BRIEF >> Find each line with "ФГОС" and copy it.

ITEMS >>
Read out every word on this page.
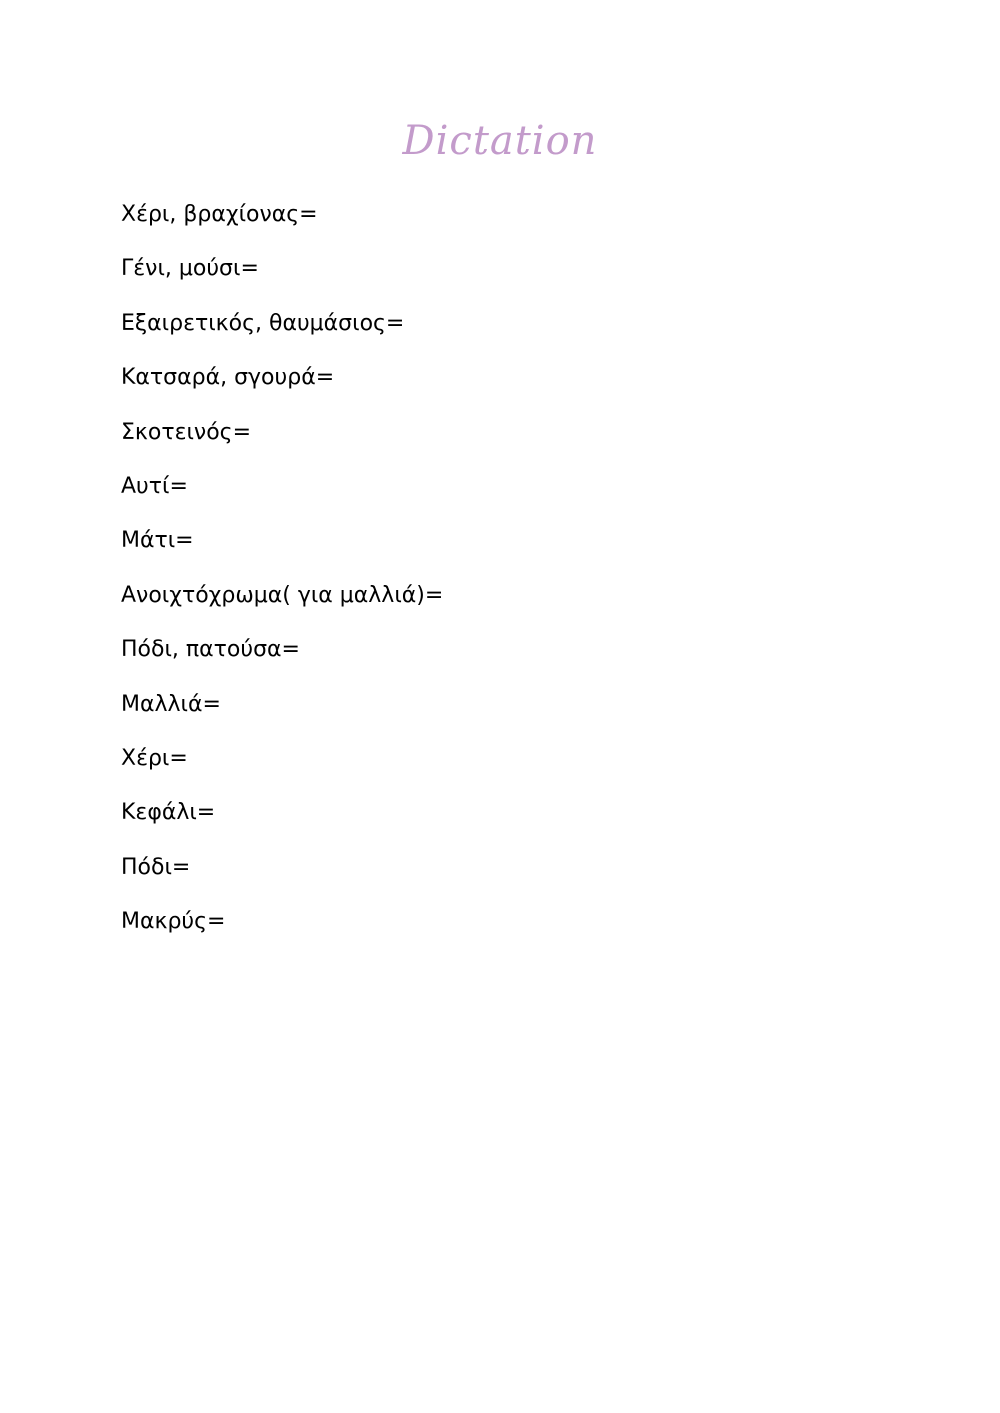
Dictation
Χέρι, βραχίονας=
Γένι, μούσι=
Εξαιρετικός, θαυμάσιος=
Κατσαρά, σγουρά=
Σκοτεινός=
Αυτί=
Μάτι=
Ανοιχτόχρωμα( για μαλλιά)=
Πόδι, πατούσα=
Μαλλιά=
Χέρι=
Κεφάλι=
Πόδι=
Μακρύς=
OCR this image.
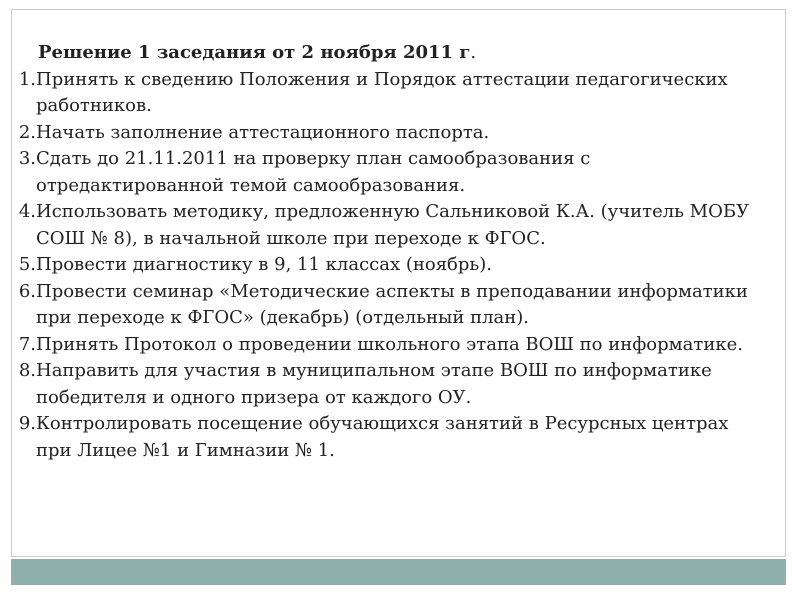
Решение 1 заседания от 2 ноября 2011 г.
1. Принять к сведению Положения и Порядок аттестации педагогических работников.
2. Начать заполнение аттестационного паспорта.
3. Сдать до 21.11.2011 на проверку план самообразования с отредактированной темой самообразования.
4. Использовать методику, предложенную Сальниковой К.А. (учитель МОБУ СОШ № 8), в начальной школе при переходе к ФГОС.
5. Провести диагностику в 9, 11 классах (ноябрь).
6. Провести семинар «Методические аспекты в преподавании информатики при переходе к ФГОС» (декабрь) (отдельный план).
7. Принять Протокол о проведении школьного этапа ВОШ по информатике.
8. Направить для участия в муниципальном этапе ВОШ по информатике победителя и одного призера от каждого ОУ.
9. Контролировать посещение обучающихся занятий в Ресурсных центрах при Лицее №1 и Гимназии № 1.
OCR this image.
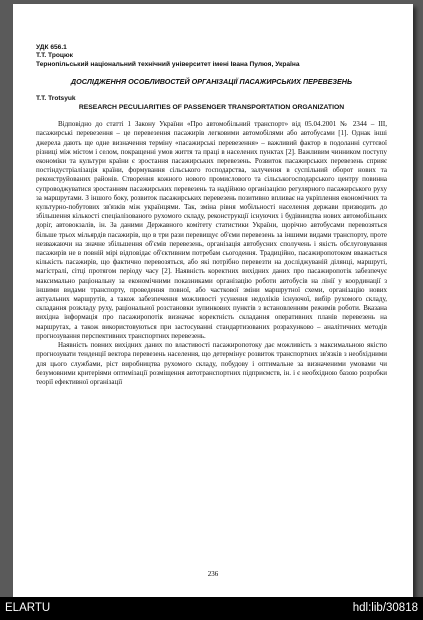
УДК 656.1
Т.Т. Троцюк
Тернопільський національний технічний університет імені Івана Пулюя, Україна
ДОСЛІДЖЕННЯ ОСОБЛИВОСТЕЙ ОРГАНІЗАЦІЇ ПАСАЖИРСЬКИХ ПЕРЕВЕЗЕНЬ
T.T. Trotsyuk
RESEARCH PECULIARITIES OF PASSENGER TRANSPORTATION ORGANIZATION

Відповідно до статті 1 Закону України «Про автомобільний транспорт» від 05.04.2001 № 2344 – III, пасажирські перевезення – це перевезення пасажирів легковими автомобілями або автобусами [1]. Однак інші джерела дають ще одне визначення терміну «пасажирські перевезення» – важливий фактор в подоланні суттєвої різниці між містом і селом, покращенні умов життя та праці в населених пунктах [2]. Важливим чинником поступу економіки та культури країни є зростання пасажирських перевезень. Розвиток пасажирських перевезень сприяє постіндустріалізація країни, формування сільського господарства, залучення в суспільний оборот нових та реконструйованих районів. Створення кожного нового промислового та сільськогосподарського центру повинна супроводжуватися зростанням пасажирських перевезень та надійною організацією регулярного пасажирського руху за маршрутами. З іншого боку, розвиток пасажирських перевезень позитивно впливає на укріплення економічних та культурно-побутових зв'язків між українцями. Так, зміна рівня мобільності населення держави призводить до збільшення кількості спеціалізованого рухомого складу, реконструкції існуючих і будівництва нових автомобільних доріг, автовокзалів, ін. За даними Державного комітету статистики України, щорічно автобусами перевозяться більше трьох мільярдів пасажирів, що в три рази перевищує об'єми перевезень за іншими видами транспорту, проте незважаючи на значне збільшення об'ємів перевезень, організація автобусних сполучень і якість обслуговування пасажирів не в повній мірі відповідає об'єктивним потребам сьогодення. Традиційно, пасажиропотоком вважається кількість пасажирів, що фактично перевозяться, або які потрібно перевезти на досліджуваній ділянці, маршруті, магістралі, сітці протягом періоду часу [2]. Наявність коректних вихідних даних про пасажиропотік забезпечує максимально раціональну за економічними показниками організацію роботи автобусів на лінії у координації з іншими видами транспорту, проведення повної, або часткової зміни маршрутної схеми, організацію нових актуальних маршрутів, а також забезпечення можливості усунення недоліків існуючої, вибір рухомого складу, складання розкладу руху, раціональної розстановки зупинкових пунктів з встановленням режимів роботи. Вказана вихідна інформація про пасажиропотік визначає коректність складання оперативних планів перевезень на маршрутах, а також використовуються при застосуванні стандартизованих розрахунково – аналітичних методів прогнозування перспективних транспортних перевезень.

Наявність повних вихідних даних по властивості пасажиропотоку дає можливість з максимальною якістю прогнозувати тенденції вектора перевезень населення, що детермінує розвиток транспортних зв'язків з необхідними для цього службами, ріст виробництва рухомого складу, побудову і оптимальне за визначеними умовами чи безумовними критеріями оптимізації розміщення автотранспортних підприємств, ін. і є необхідною базою розробки теорії ефективної організації

236
ELARTU	hdl:lib/30818
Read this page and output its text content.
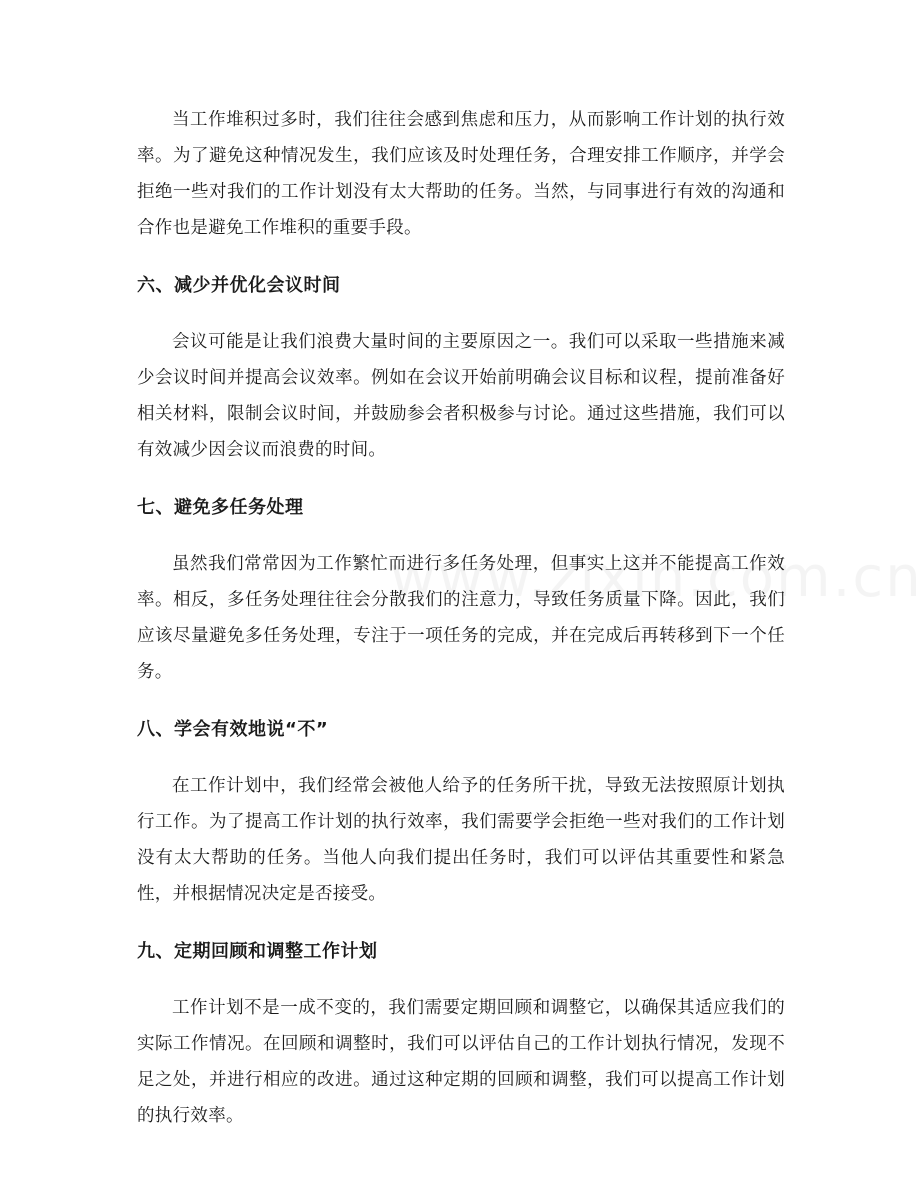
当工作堆积过多时，我们往往会感到焦虑和压力，从而影响工作计划的执行效率。为了避免这种情况发生，我们应该及时处理任务，合理安排工作顺序，并学会拒绝一些对我们的工作计划没有太大帮助的任务。当然，与同事进行有效的沟通和合作也是避免工作堆积的重要手段。

六、减少并优化会议时间

会议可能是让我们浪费大量时间的主要原因之一。我们可以采取一些措施来减少会议时间并提高会议效率。例如在会议开始前明确会议目标和议程，提前准备好相关材料，限制会议时间，并鼓励参会者积极参与讨论。通过这些措施，我们可以有效减少因会议而浪费的时间。

七、避免多任务处理

虽然我们常常因为工作繁忙而进行多任务处理，但事实上这并不能提高工作效率。相反，多任务处理往往会分散我们的注意力，导致任务质量下降。因此，我们应该尽量避免多任务处理，专注于一项任务的完成，并在完成后再转移到下一个任务。

八、学会有效地说“不”

在工作计划中，我们经常会被他人给予的任务所干扰，导致无法按照原计划执行工作。为了提高工作计划的执行效率，我们需要学会拒绝一些对我们的工作计划没有太大帮助的任务。当他人向我们提出任务时，我们可以评估其重要性和紧急性，并根据情况决定是否接受。

九、定期回顾和调整工作计划

工作计划不是一成不变的，我们需要定期回顾和调整它，以确保其适应我们的实际工作情况。在回顾和调整时，我们可以评估自己的工作计划执行情况，发现不足之处，并进行相应的改进。通过这种定期的回顾和调整，我们可以提高工作计划的执行效率。
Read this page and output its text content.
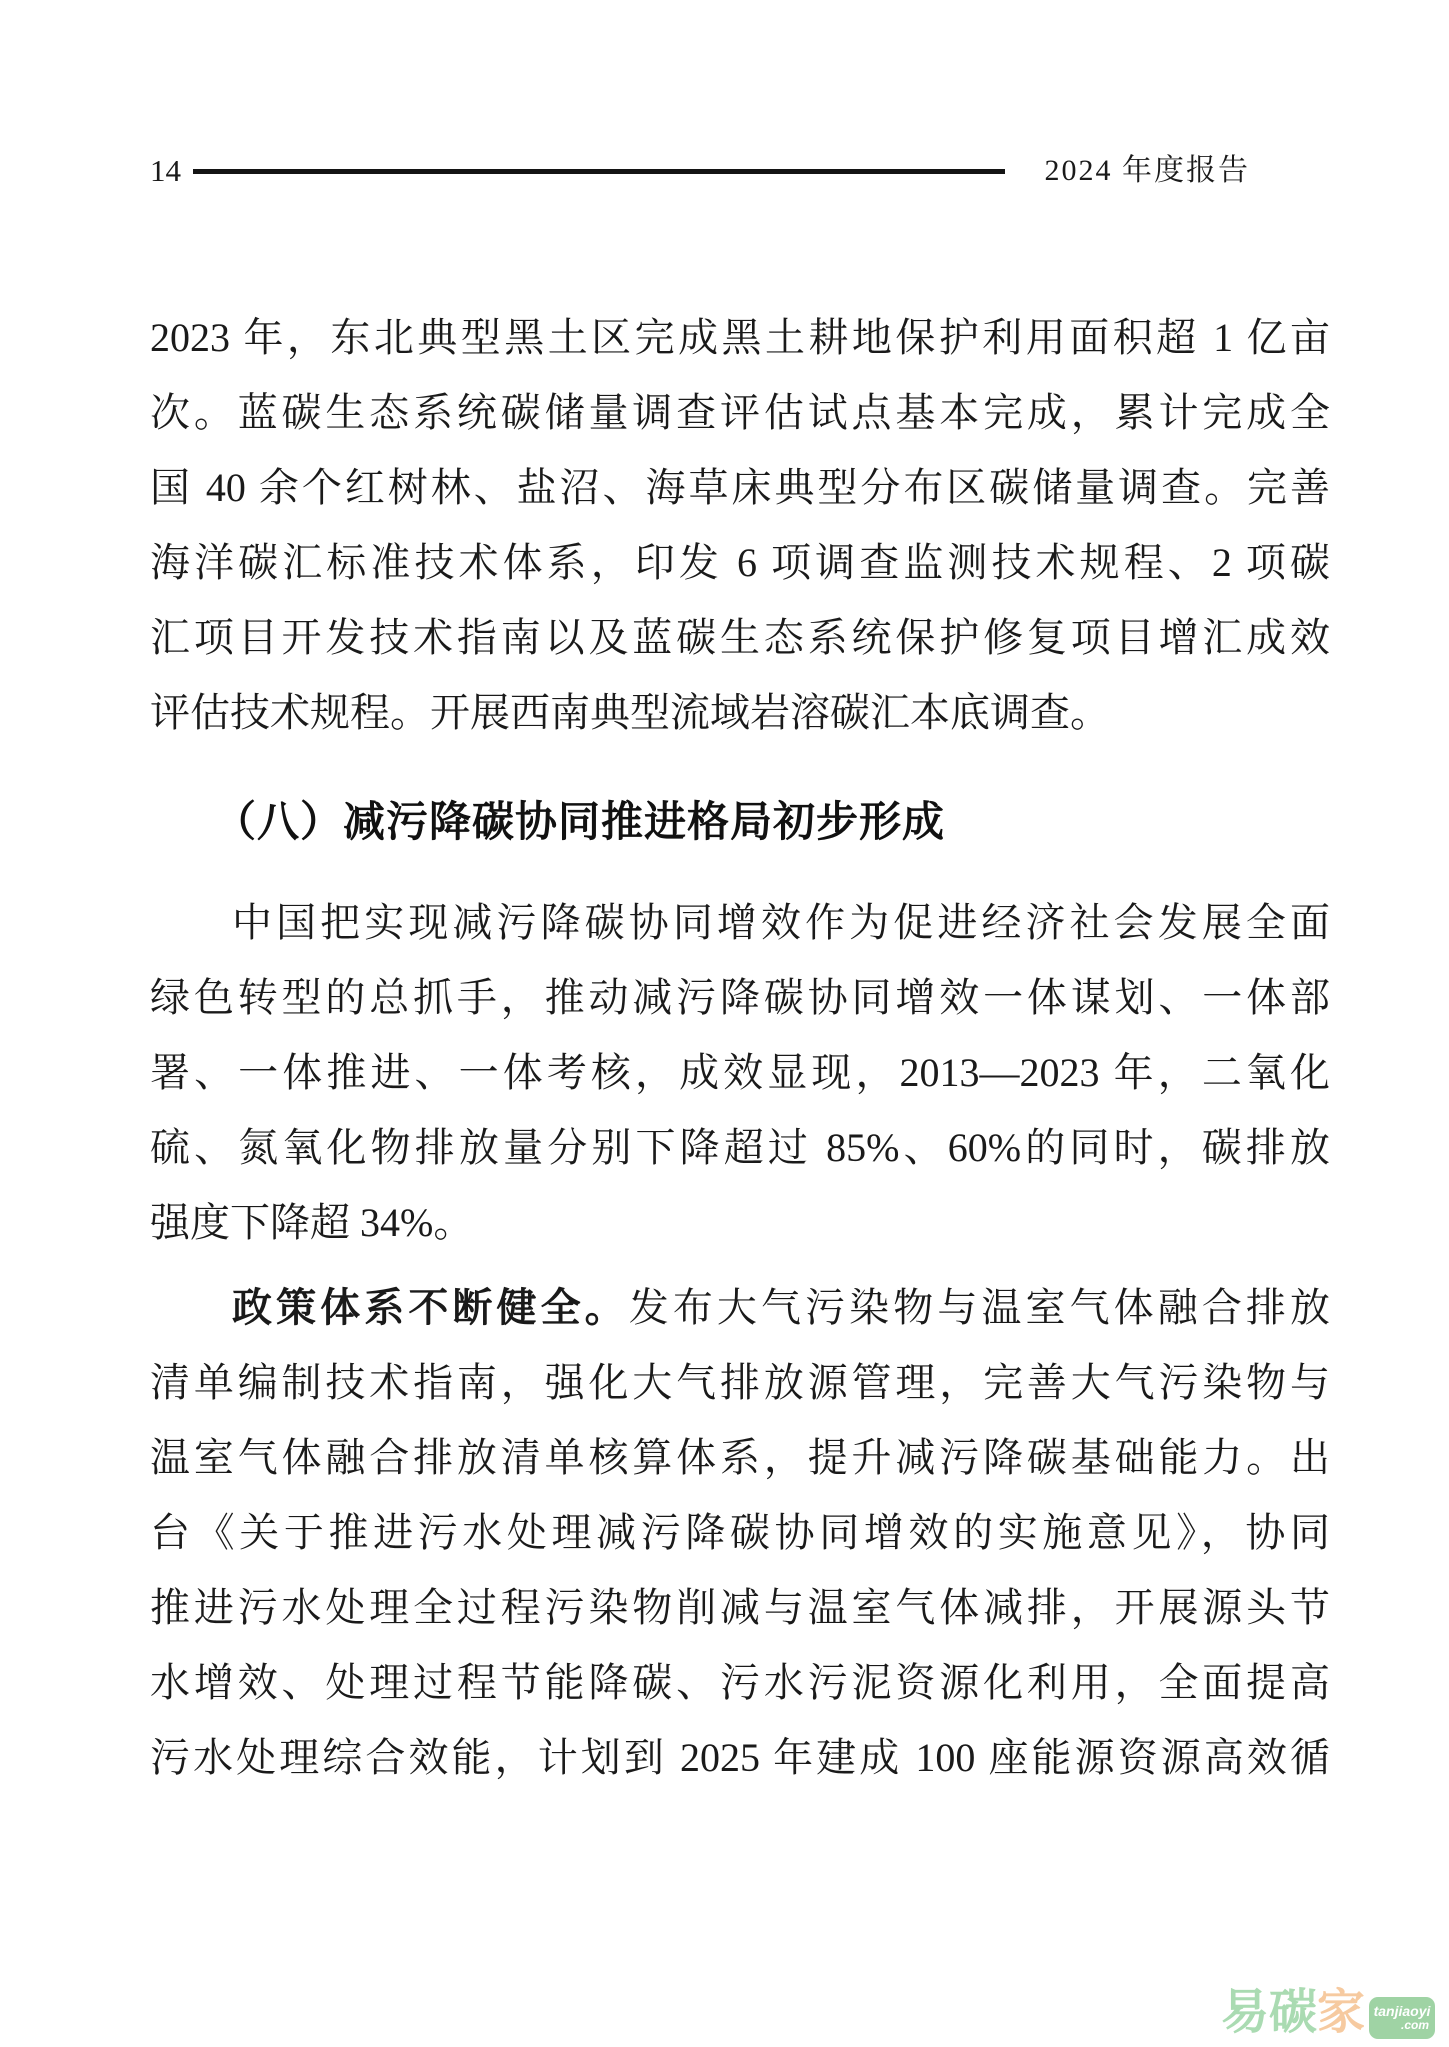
14	2024 年度报告
2023 年，东北典型黑土区完成黑土耕地保护利用面积超 1 亿亩
次。蓝碳生态系统碳储量调查评估试点基本完成，累计完成全
国 40 余个红树林、盐沼、海草床典型分布区碳储量调查。完善
海洋碳汇标准技术体系，印发 6 项调查监测技术规程、2 项碳
汇项目开发技术指南以及蓝碳生态系统保护修复项目增汇成效
评估技术规程。开展西南典型流域岩溶碳汇本底调查。
（八）减污降碳协同推进格局初步形成
中国把实现减污降碳协同增效作为促进经济社会发展全面
绿色转型的总抓手，推动减污降碳协同增效一体谋划、一体部
署、一体推进、一体考核，成效显现，2013—2023 年，二氧化
硫、氮氧化物排放量分别下降超过 85%、60%的同时，碳排放
强度下降超 34%。
政策体系不断健全。发布大气污染物与温室气体融合排放
清单编制技术指南，强化大气排放源管理，完善大气污染物与
温室气体融合排放清单核算体系，提升减污降碳基础能力。出
台《关于推进污水处理减污降碳协同增效的实施意见》，协同
推进污水处理全过程污染物削减与温室气体减排，开展源头节
水增效、处理过程节能降碳、污水污泥资源化利用，全面提高
污水处理综合效能，计划到 2025 年建成 100 座能源资源高效循
易碳 家 tanjiaoyi
.com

FINAL RESULT >>
4. Использовать методику, предложенную Сальниковой К.А. (учитель МОБУ СОШ № 8), в начальной школе при переходе к ФГОС.
6. Провести семинар «Методические аспекты в преподавании информатики при переходе к ФГОС» (декабрь) (отдельный план).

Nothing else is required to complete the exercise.